#### [WORK REQUIRED]
Go through the data below. Pull out every line that has the word "name".
** Begin DATA IN THIS EXERCISE **
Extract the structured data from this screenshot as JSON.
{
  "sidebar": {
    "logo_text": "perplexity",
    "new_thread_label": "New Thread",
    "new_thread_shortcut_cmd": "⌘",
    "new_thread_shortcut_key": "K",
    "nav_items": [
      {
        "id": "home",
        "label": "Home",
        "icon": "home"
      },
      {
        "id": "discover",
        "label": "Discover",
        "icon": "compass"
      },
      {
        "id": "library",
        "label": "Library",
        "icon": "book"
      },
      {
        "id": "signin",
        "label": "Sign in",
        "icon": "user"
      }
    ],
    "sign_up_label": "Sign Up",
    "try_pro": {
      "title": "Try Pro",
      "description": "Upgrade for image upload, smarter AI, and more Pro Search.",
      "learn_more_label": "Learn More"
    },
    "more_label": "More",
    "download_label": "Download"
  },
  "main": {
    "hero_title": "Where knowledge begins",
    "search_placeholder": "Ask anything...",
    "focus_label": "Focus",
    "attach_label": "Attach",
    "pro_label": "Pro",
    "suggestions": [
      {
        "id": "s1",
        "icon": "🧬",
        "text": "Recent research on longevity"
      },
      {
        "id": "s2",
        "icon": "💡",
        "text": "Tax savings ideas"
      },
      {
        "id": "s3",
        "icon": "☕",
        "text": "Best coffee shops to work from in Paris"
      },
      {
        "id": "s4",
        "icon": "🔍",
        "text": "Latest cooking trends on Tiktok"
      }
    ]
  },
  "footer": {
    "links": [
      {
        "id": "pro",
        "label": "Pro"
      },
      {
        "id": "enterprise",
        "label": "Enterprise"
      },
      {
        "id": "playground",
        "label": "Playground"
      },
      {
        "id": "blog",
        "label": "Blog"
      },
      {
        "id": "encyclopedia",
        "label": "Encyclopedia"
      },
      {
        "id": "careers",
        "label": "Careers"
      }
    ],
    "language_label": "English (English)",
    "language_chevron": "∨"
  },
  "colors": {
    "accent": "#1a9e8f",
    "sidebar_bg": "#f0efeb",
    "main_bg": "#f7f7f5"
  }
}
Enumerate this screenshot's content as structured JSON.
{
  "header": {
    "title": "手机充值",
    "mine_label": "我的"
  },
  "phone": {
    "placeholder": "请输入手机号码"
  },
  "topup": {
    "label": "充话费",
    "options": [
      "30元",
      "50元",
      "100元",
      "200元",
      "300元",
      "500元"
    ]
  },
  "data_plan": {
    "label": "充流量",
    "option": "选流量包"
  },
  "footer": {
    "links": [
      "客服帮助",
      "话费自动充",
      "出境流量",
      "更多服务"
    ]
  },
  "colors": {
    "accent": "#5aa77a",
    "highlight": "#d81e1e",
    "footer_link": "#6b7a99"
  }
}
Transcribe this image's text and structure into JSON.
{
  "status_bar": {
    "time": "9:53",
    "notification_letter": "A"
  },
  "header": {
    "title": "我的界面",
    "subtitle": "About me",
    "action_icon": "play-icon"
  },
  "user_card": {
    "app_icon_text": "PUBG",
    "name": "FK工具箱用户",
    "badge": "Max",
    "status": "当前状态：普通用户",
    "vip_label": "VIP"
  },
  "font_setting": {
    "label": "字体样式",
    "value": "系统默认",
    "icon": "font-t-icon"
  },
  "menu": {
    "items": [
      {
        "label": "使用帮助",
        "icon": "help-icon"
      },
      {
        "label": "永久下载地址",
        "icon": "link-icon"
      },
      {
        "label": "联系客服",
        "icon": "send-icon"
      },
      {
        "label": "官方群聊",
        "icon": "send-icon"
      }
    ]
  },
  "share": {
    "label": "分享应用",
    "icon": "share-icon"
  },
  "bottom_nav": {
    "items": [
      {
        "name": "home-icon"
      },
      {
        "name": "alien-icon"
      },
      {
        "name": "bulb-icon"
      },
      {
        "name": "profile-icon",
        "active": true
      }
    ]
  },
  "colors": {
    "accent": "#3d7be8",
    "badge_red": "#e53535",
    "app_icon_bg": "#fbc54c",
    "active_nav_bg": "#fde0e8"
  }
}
** End DATA IN THIS EXERCISE **
#### [WRITTEN RESPONSE]
    "name": "FK工具箱用户",
        "name": "home-icon"
        "name": "alien-icon"
        "name": "bulb-icon"
        "name": "profile-icon",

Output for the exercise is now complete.